Set task: State how many lines in these records contain the word "document", and nothing else.
◇ ◇ ◇ ◇ ◇
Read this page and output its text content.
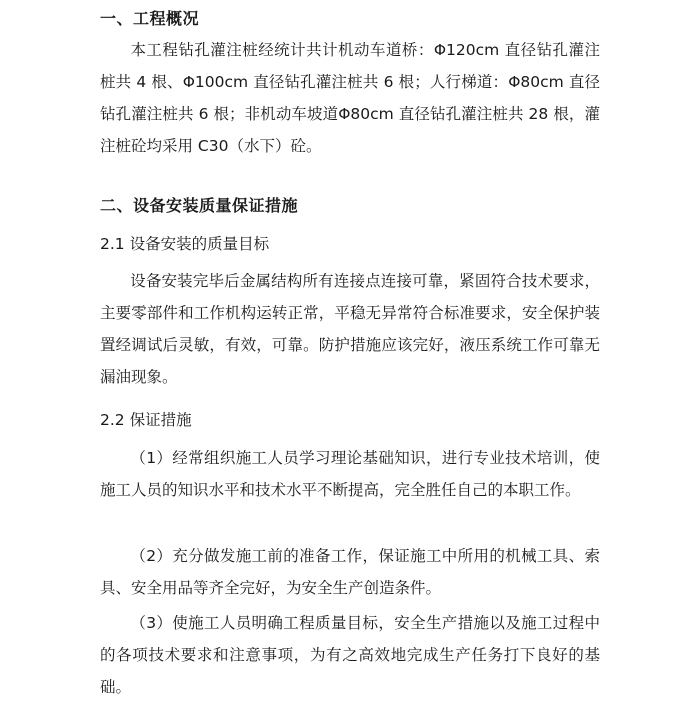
一、工程概况
本工程钻孔灌注桩经统计共计机动车道桥：Φ120cm 直径钻孔灌注桩共 4 根、Φ100cm 直径钻孔灌注桩共 6 根；人行梯道：Φ80cm 直径钻孔灌注桩共 6 根；非机动车坡道Φ80cm 直径钻孔灌注桩共 28 根，灌注桩砼均采用 C30（水下）砼。
二、设备安装质量保证措施
2.1 设备安装的质量目标
设备安装完毕后金属结构所有连接点连接可靠，紧固符合技术要求，主要零部件和工作机构运转正常，平稳无异常符合标准要求，安全保护装置经调试后灵敏，有效，可靠。防护措施应该完好，液压系统工作可靠无漏油现象。
2.2 保证措施
（1）经常组织施工人员学习理论基础知识，进行专业技术培训，使施工人员的知识水平和技术水平不断提高，完全胜任自己的本职工作。
（2）充分做发施工前的准备工作，保证施工中所用的机械工具、索具、安全用品等齐全完好，为安全生产创造条件。
（3）使施工人员明确工程质量目标，安全生产措施以及施工过程中的各项技术要求和注意事项，为有之高效地完成生产任务打下良好的基础。
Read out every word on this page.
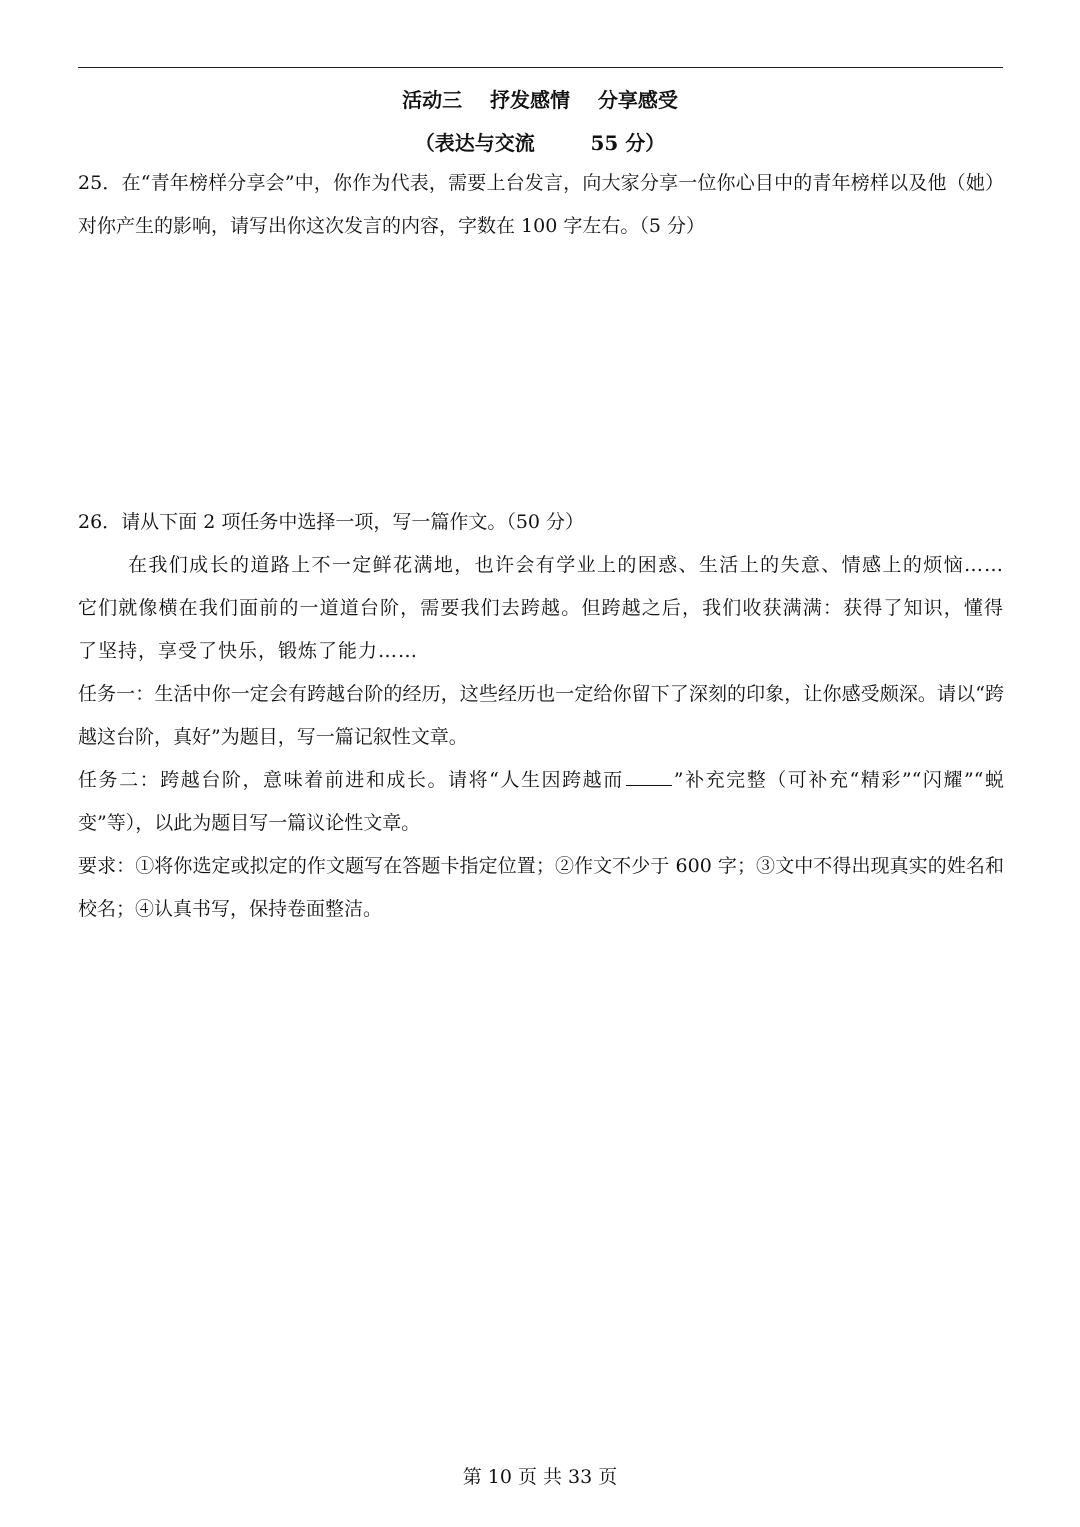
活动三    抒发感情    分享感受
（表达与交流        55 分）
25．在“青年榜样分享会”中，你作为代表，需要上台发言，向大家分享一位你心目中的青年榜样以及他（她）对你产生的影响，请写出你这次发言的内容，字数在 100 字左右。（5 分）
26．请从下面 2 项任务中选择一项，写一篇作文。（50 分）
在我们成长的道路上不一定鲜花满地，也许会有学业上的困惑、生活上的失意、情感上的烦恼……它们就像横在我们面前的一道道台阶，需要我们去跨越。但跨越之后，我们收获满满：获得了知识，懂得了坚持，享受了快乐，锻炼了能力……
任务一：生活中你一定会有跨越台阶的经历，这些经历也一定给你留下了深刻的印象，让你感受颇深。请以“跨越这台阶，真好”为题目，写一篇记叙性文章。
任务二：跨越台阶，意味着前进和成长。请将“人生因跨越而	”补充完整（可补充“精彩”“闪耀”“蜕变”等），以此为题目写一篇议论性文章。
要求：①将你选定或拟定的作文题写在答题卡指定位置；②作文不少于 600 字；③文中不得出现真实的姓名和校名；④认真书写，保持卷面整洁。
第 10 页 共 33 页
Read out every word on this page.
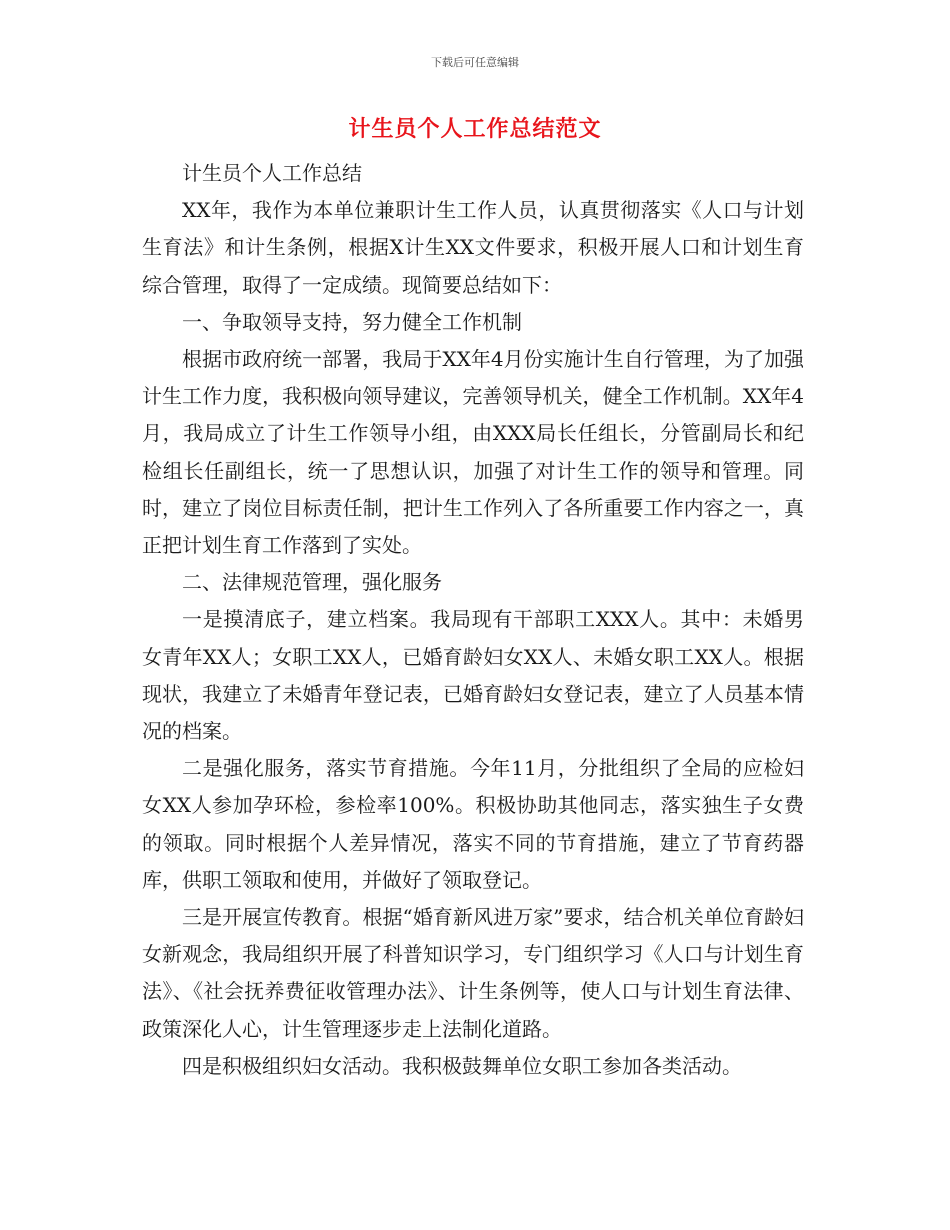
下载后可任意编辑
计生员个人工作总结范文

计生员个人工作总结

XX年，我作为本单位兼职计生工作人员，认真贯彻落实《人口与计划生育法》和计生条例，根据X计生XX文件要求，积极开展人口和计划生育综合管理，取得了一定成绩。现简要总结如下：

一、争取领导支持，努力健全工作机制

根据市政府统一部署，我局于XX年4月份实施计生自行管理，为了加强计生工作力度，我积极向领导建议，完善领导机关，健全工作机制。XX年4月，我局成立了计生工作领导小组，由XXX局长任组长，分管副局长和纪检组长任副组长，统一了思想认识，加强了对计生工作的领导和管理。同时，建立了岗位目标责任制，把计生工作列入了各所重要工作内容之一，真正把计划生育工作落到了实处。

二、法律规范管理，强化服务

一是摸清底子，建立档案。我局现有干部职工XXX人。其中：未婚男女青年XX人；女职工XX人，已婚育龄妇女XX人、未婚女职工XX人。根据现状，我建立了未婚青年登记表，已婚育龄妇女登记表，建立了人员基本情况的档案。

二是强化服务，落实节育措施。今年11月，分批组织了全局的应检妇女XX人参加孕环检，参检率100%。积极协助其他同志，落实独生子女费的领取。同时根据个人差异情况，落实不同的节育措施，建立了节育药器库，供职工领取和使用，并做好了领取登记。

三是开展宣传教育。根据“婚育新风进万家”要求，结合机关单位育龄妇女新观念，我局组织开展了科普知识学习，专门组织学习《人口与计划生育法》、《社会抚养费征收管理办法》、计生条例等，使人口与计划生育法律、政策深化人心，计生管理逐步走上法制化道路。

四是积极组织妇女活动。我积极鼓舞单位女职工参加各类活动。
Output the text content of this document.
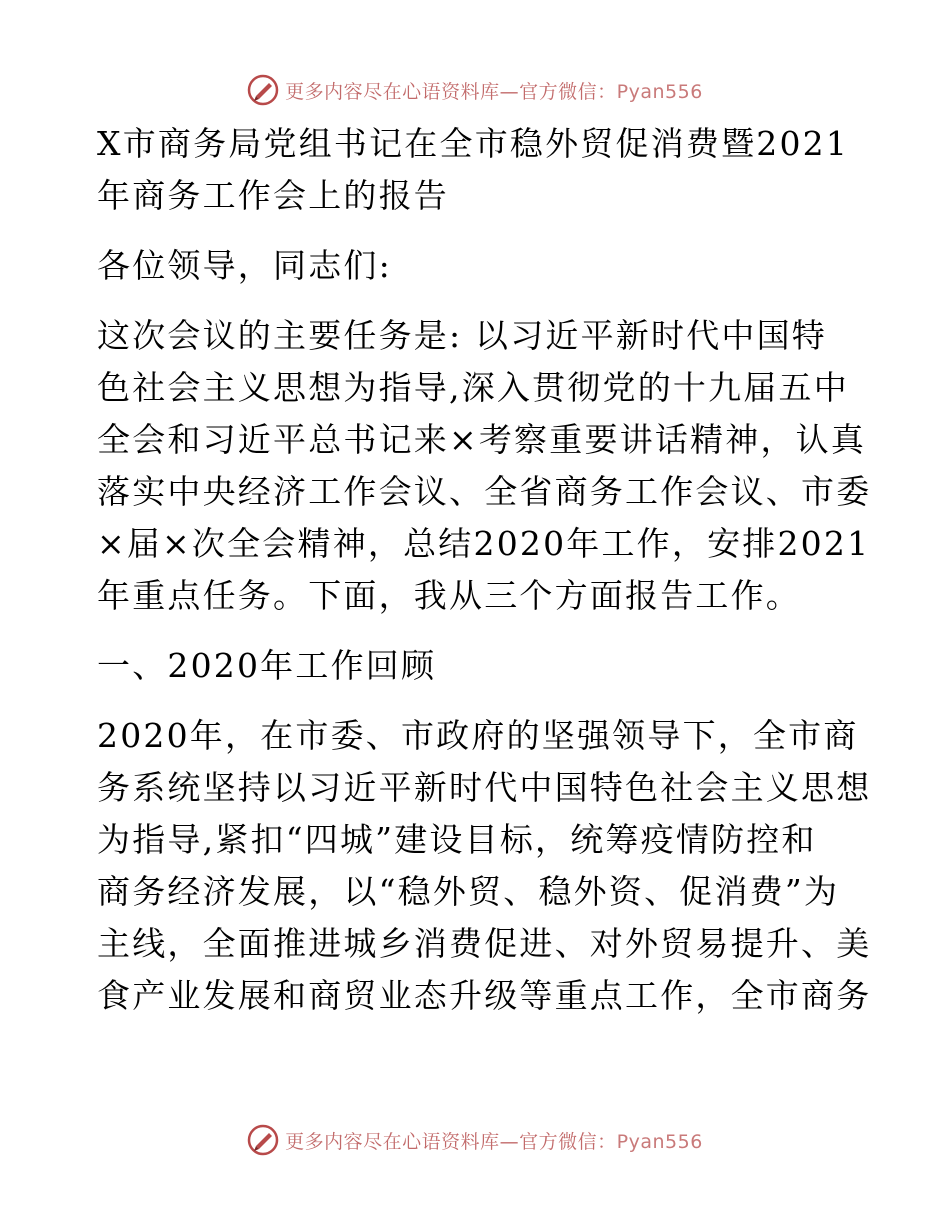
更多内容尽在心语资料库—官方微信：Pyan556

X市商务局党组书记在全市稳外贸促消费暨2021

年商务工作会上的报告

各位领导，同志们:

这次会议的主要任务是: 以习近平新时代中国特

色社会主义思想为指导,深入贯彻党的十九届五中

全会和习近平总书记来×考察重要讲话精神，认真

落实中央经济工作会议、全省商务工作会议、市委

×届×次全会精神，总结2020年工作，安排2021

年重点任务。下面，我从三个方面报告工作。

一、2020年工作回顾

2020年，在市委、市政府的坚强领导下，全市商

务系统坚持以习近平新时代中国特色社会主义思想

为指导,紧扣“四城”建设目标，统筹疫情防控和

商务经济发展，以“稳外贸、稳外资、促消费”为

主线，全面推进城乡消费促进、对外贸易提升、美

食产业发展和商贸业态升级等重点工作，全市商务

更多内容尽在心语资料库—官方微信：Pyan556
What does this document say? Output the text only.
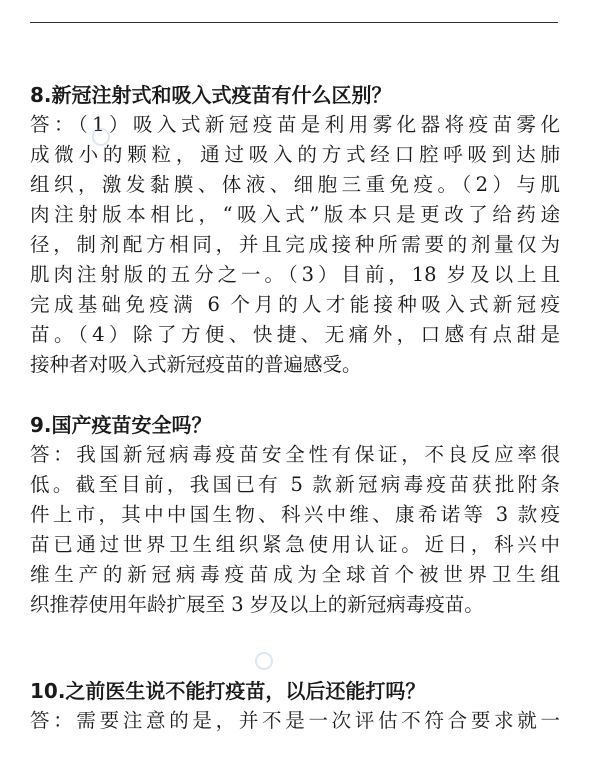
8.新冠注射式和吸入式疫苗有什么区别？
答：（1）吸入式新冠疫苗是利用雾化器将疫苗雾化
成微小的颗粒，通过吸入的方式经口腔呼吸到达肺
组织，激发黏膜、体液、细胞三重免疫。（2）与肌
肉注射版本相比，“吸入式”版本只是更改了给药途
径，制剂配方相同，并且完成接种所需要的剂量仅为
肌肉注射版的五分之一。（3）目前，18 岁及以上且
完成基础免疫满 6 个月的人才能接种吸入式新冠疫
苗。（4）除了方便、快捷、无痛外，口感有点甜是
接种者对吸入式新冠疫苗的普遍感受。
9.国产疫苗安全吗？
答：我国新冠病毒疫苗安全性有保证，不良反应率很
低。截至目前，我国已有 5 款新冠病毒疫苗获批附条
件上市，其中中国生物、科兴中维、康希诺等 3 款疫
苗已通过世界卫生组织紧急使用认证。近日，科兴中
维生产的新冠病毒疫苗成为全球首个被世界卫生组
织推荐使用年龄扩展至 3 岁及以上的新冠病毒疫苗。
10.之前医生说不能打疫苗，以后还能打吗？
答：需要注意的是，并不是一次评估不符合要求就一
◇ ◇ ◇ ◇ ◇
Worked solution: 2